#### Extracted material

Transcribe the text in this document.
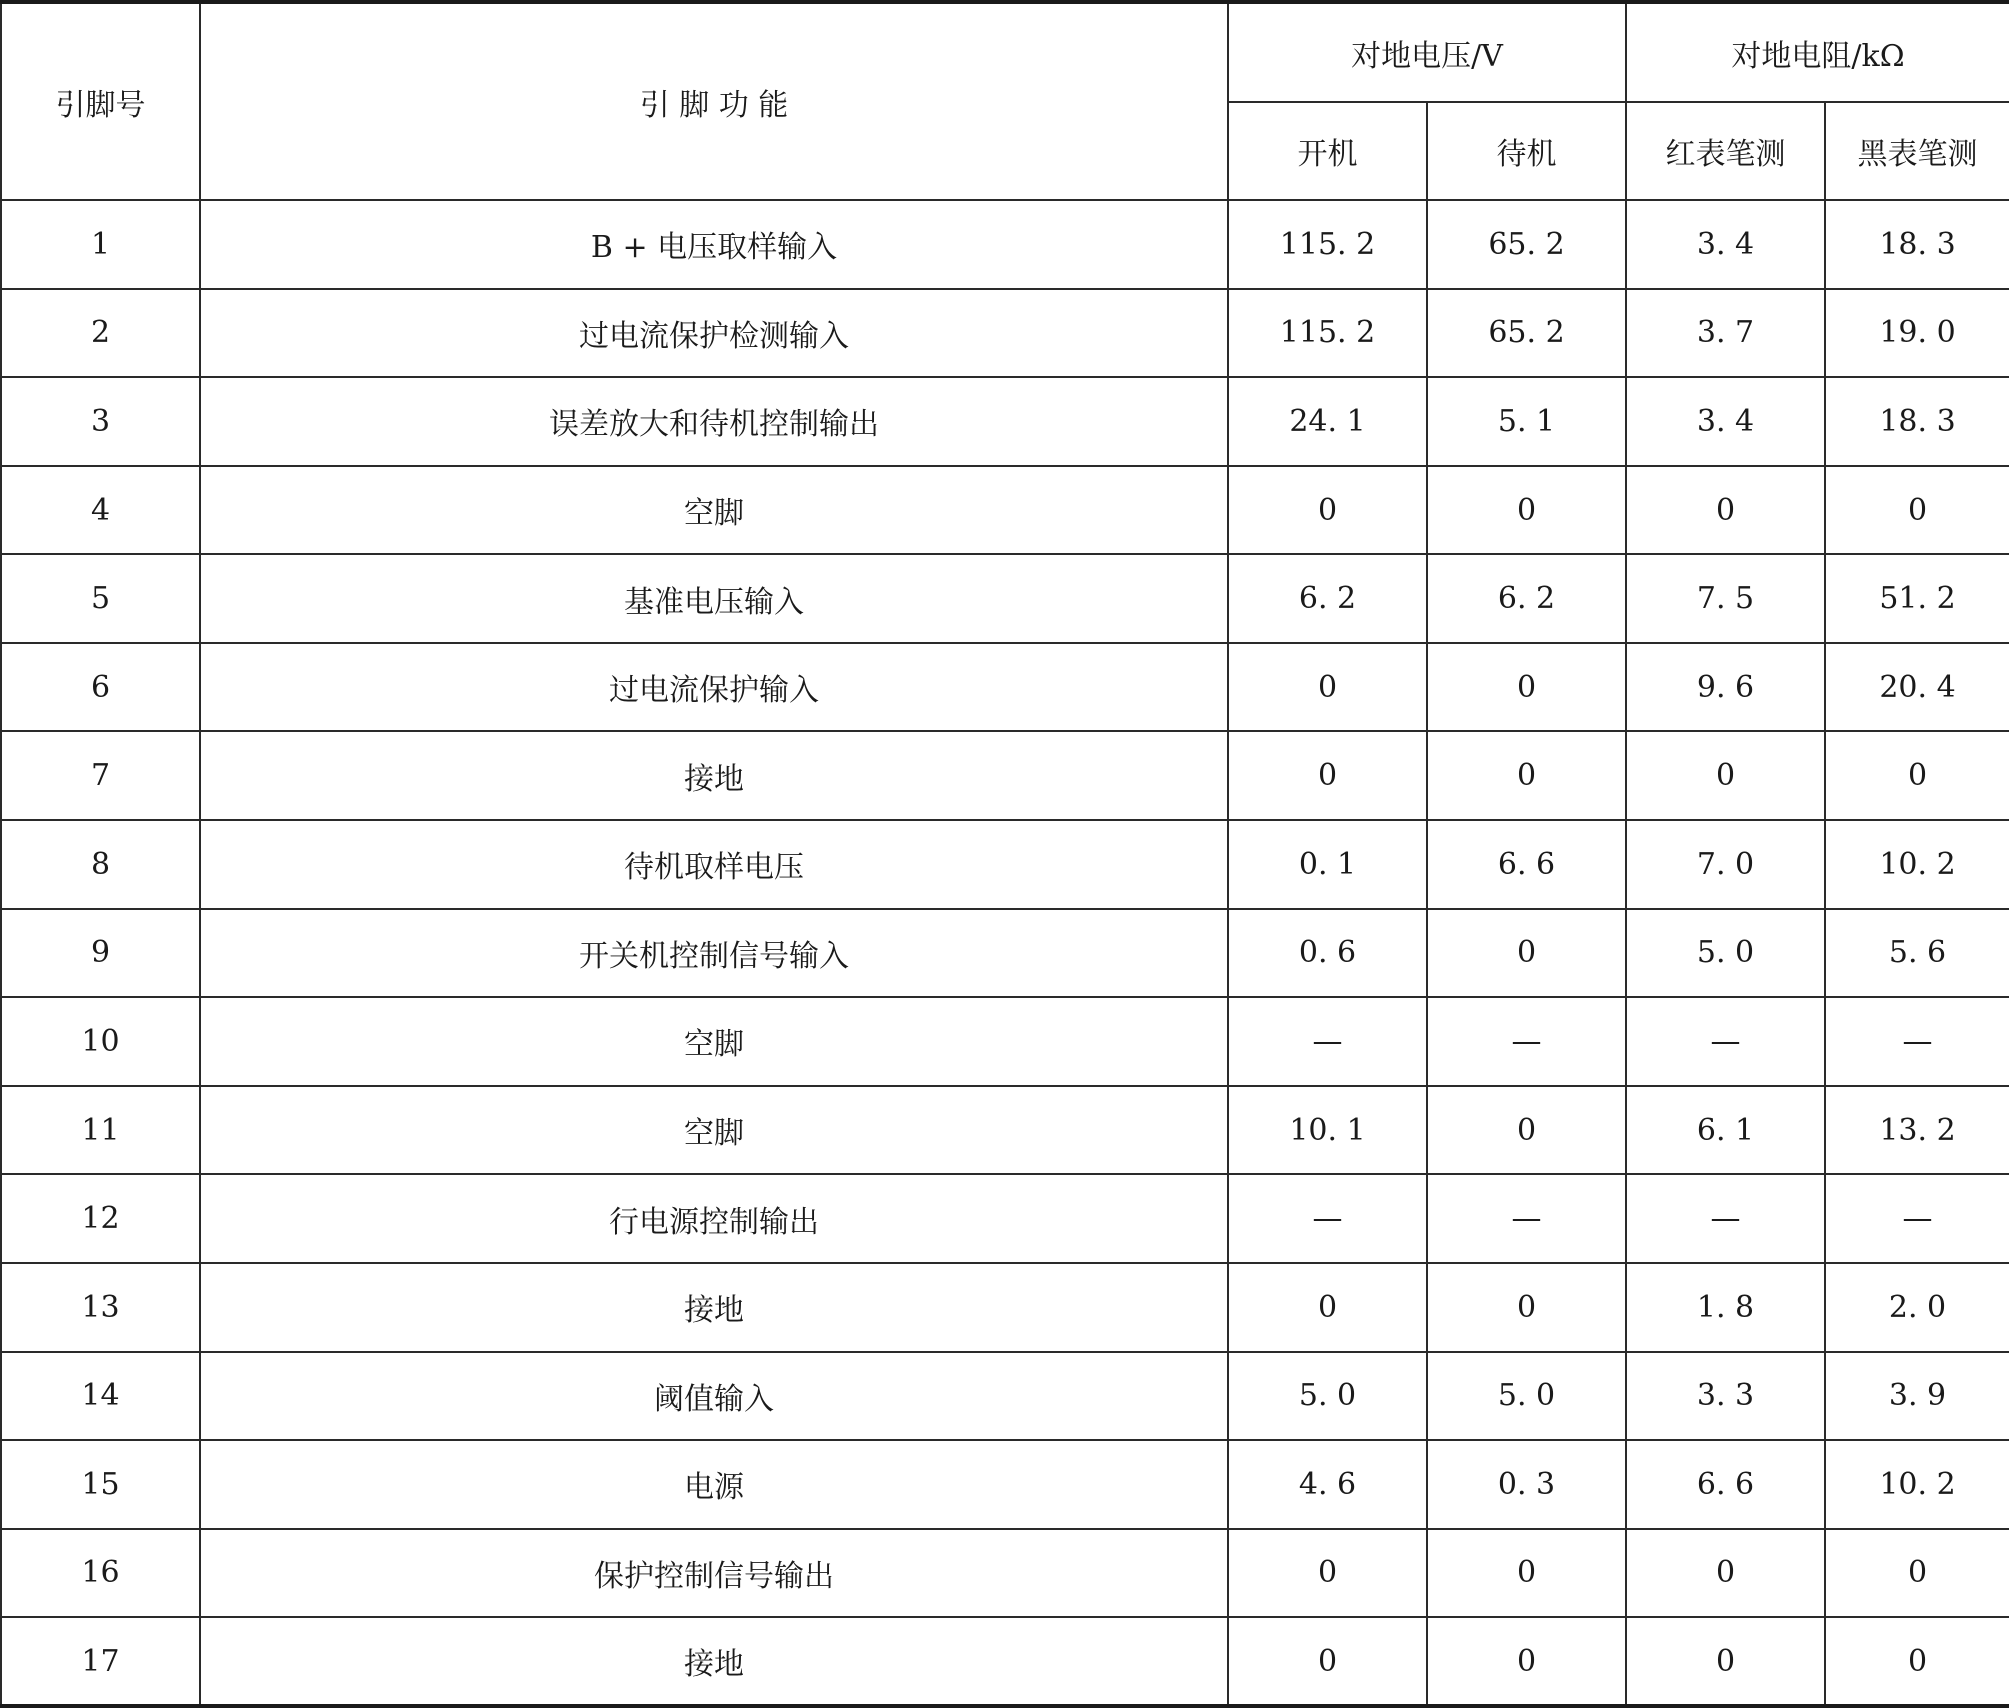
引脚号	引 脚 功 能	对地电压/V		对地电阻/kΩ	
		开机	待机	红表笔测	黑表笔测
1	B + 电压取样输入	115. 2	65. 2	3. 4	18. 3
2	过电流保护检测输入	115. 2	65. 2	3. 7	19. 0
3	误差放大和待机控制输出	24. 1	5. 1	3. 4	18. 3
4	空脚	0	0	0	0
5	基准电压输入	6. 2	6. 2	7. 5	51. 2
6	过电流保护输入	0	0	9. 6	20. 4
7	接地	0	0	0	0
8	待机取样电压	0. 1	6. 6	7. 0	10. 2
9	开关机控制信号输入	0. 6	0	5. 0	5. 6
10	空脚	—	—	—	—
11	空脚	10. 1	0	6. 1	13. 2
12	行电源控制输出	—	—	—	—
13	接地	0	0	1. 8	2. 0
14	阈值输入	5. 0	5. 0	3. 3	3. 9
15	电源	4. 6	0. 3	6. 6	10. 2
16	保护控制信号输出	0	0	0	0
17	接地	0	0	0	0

########

Task requirements
Set every line down exactly as written, leaving each picture out.

Answer for the task
Transcribe the text in this document.
引脚号	引 脚 功 能	对地电压/V		对地电阻/kΩ	
		开机	待机	红表笔测	黑表笔测
1	B + 电压取样输入	115. 2	65. 2	3. 4	18. 3
2	过电流保护检测输入	115. 2	65. 2	3. 7	19. 0
3	误差放大和待机控制输出	24. 1	5. 1	3. 4	18. 3
4	空脚	0	0	0	0
5	基准电压输入	6. 2	6. 2	7. 5	51. 2
6	过电流保护输入	0	0	9. 6	20. 4
7	接地	0	0	0	0
8	待机取样电压	0. 1	6. 6	7. 0	10. 2
9	开关机控制信号输入	0. 6	0	5. 0	5. 6
10	空脚	—	—	—	—
11	空脚	10. 1	0	6. 1	13. 2
12	行电源控制输出	—	—	—	—
13	接地	0	0	1. 8	2. 0
14	阈值输入	5. 0	5. 0	3. 3	3. 9
15	电源	4. 6	0. 3	6. 6	10. 2
16	保护控制信号输出	0	0	0	0
17	接地	0	0	0	0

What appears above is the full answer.